### Instruction:
List every line below containing "préstamos".

### Data for this exercise:

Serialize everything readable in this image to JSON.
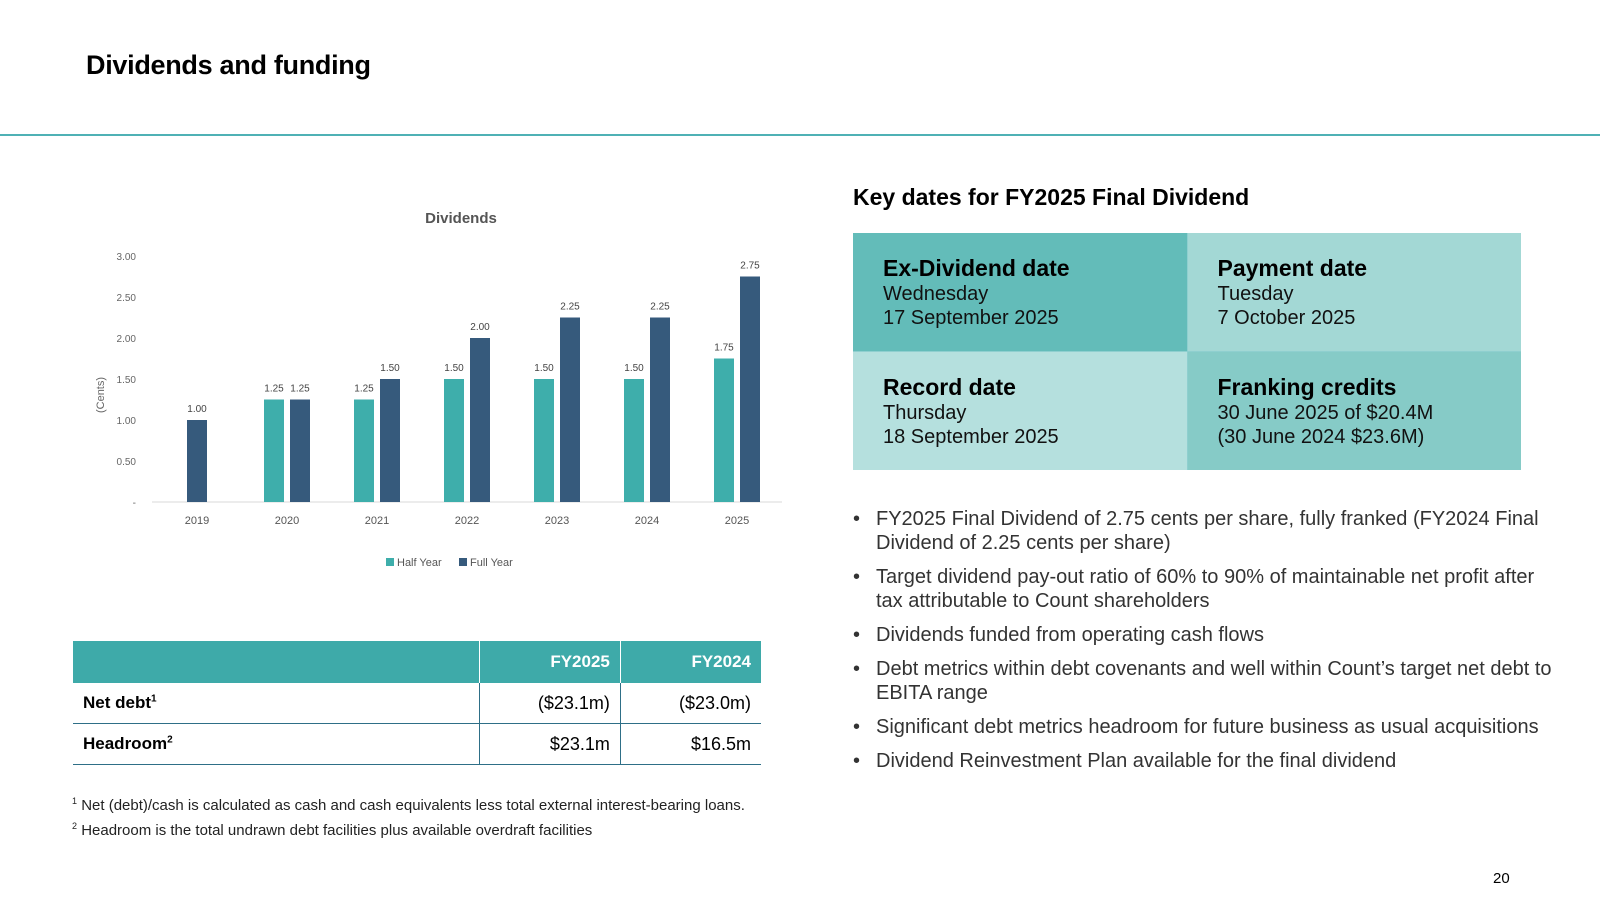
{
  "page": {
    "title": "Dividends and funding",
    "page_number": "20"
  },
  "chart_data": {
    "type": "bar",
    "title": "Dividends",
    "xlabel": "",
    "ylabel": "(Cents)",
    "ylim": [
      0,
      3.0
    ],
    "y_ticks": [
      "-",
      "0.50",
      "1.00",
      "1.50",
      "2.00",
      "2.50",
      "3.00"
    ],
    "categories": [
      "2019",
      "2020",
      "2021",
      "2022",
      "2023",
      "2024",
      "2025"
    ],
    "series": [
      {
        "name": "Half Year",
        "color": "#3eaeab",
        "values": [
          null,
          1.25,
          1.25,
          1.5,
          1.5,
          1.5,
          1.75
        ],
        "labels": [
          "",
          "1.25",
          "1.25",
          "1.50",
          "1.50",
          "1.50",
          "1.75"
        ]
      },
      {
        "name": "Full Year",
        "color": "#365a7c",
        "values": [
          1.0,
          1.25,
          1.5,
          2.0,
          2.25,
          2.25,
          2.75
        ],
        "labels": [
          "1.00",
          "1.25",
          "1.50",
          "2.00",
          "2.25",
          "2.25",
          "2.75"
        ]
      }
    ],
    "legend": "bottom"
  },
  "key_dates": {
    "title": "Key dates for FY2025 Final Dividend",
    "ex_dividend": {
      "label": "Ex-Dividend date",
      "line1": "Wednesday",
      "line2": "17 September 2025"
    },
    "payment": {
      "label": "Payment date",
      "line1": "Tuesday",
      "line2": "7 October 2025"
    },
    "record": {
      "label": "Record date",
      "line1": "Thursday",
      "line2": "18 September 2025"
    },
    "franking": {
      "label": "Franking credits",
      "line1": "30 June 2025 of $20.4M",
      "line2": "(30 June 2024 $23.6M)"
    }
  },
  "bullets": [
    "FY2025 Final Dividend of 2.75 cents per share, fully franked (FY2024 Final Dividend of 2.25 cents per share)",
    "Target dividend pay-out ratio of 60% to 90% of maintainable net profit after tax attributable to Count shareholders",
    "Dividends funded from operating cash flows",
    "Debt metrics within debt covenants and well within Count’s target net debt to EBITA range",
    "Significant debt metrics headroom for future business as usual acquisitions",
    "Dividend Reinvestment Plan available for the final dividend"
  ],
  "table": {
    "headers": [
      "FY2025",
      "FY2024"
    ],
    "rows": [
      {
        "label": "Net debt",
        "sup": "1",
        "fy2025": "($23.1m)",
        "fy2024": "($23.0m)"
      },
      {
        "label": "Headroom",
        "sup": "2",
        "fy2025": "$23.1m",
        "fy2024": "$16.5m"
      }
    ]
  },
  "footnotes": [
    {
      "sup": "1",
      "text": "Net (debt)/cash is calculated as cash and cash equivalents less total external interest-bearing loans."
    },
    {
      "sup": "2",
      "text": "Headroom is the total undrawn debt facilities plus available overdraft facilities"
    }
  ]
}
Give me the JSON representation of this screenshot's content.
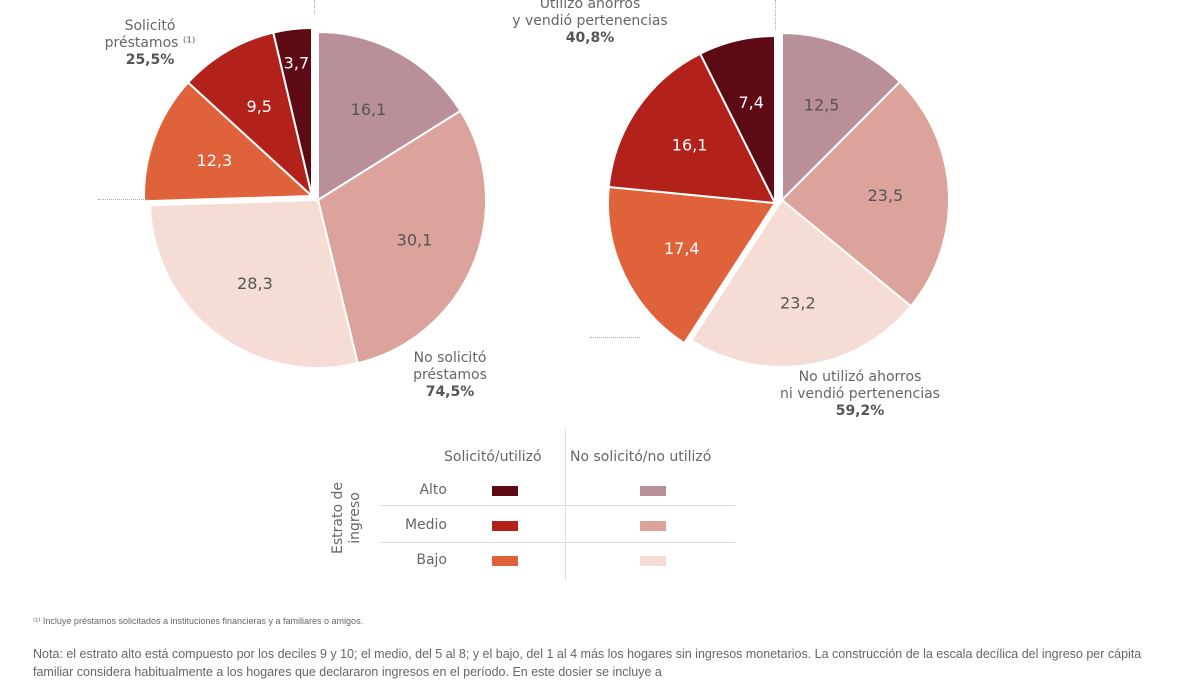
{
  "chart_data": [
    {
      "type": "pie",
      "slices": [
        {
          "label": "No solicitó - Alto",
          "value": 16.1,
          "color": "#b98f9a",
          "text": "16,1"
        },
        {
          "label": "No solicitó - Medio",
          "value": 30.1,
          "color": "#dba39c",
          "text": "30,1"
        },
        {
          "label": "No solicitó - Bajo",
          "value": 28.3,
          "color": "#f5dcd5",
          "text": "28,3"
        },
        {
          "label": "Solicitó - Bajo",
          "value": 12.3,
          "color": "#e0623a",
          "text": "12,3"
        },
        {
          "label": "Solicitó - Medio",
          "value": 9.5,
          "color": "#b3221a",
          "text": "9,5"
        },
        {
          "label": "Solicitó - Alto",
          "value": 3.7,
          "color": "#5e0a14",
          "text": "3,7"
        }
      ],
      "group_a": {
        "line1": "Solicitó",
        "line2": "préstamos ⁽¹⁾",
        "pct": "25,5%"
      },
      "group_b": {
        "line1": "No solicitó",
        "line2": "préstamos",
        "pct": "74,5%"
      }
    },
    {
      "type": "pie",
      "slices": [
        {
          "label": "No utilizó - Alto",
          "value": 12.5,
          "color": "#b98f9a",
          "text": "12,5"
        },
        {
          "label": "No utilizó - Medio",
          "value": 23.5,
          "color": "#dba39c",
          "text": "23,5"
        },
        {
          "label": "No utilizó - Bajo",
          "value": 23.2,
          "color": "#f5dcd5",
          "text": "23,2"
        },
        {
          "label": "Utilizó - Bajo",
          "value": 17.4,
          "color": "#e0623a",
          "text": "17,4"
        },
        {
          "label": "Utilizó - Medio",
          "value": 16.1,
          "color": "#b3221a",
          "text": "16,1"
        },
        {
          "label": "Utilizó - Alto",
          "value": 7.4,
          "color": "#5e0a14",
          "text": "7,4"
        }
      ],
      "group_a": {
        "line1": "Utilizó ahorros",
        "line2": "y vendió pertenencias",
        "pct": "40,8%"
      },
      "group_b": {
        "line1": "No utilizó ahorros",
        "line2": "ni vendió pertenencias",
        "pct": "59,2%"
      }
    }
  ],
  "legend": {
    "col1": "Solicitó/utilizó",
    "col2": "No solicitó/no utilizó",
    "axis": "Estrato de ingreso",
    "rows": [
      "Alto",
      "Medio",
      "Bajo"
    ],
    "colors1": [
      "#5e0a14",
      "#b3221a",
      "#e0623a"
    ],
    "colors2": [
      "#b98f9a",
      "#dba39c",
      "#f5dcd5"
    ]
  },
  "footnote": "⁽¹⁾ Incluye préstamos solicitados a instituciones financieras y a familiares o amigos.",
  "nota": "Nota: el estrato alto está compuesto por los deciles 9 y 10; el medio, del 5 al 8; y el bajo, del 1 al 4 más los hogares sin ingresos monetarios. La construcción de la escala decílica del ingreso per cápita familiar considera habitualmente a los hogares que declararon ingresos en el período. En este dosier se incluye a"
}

### Response to the exercise:
        "line2": "préstamos ⁽¹⁾",
        "line2": "préstamos",
  "footnote": "⁽¹⁾ Incluye préstamos solicitados a instituciones financieras y a familiares o amigos.",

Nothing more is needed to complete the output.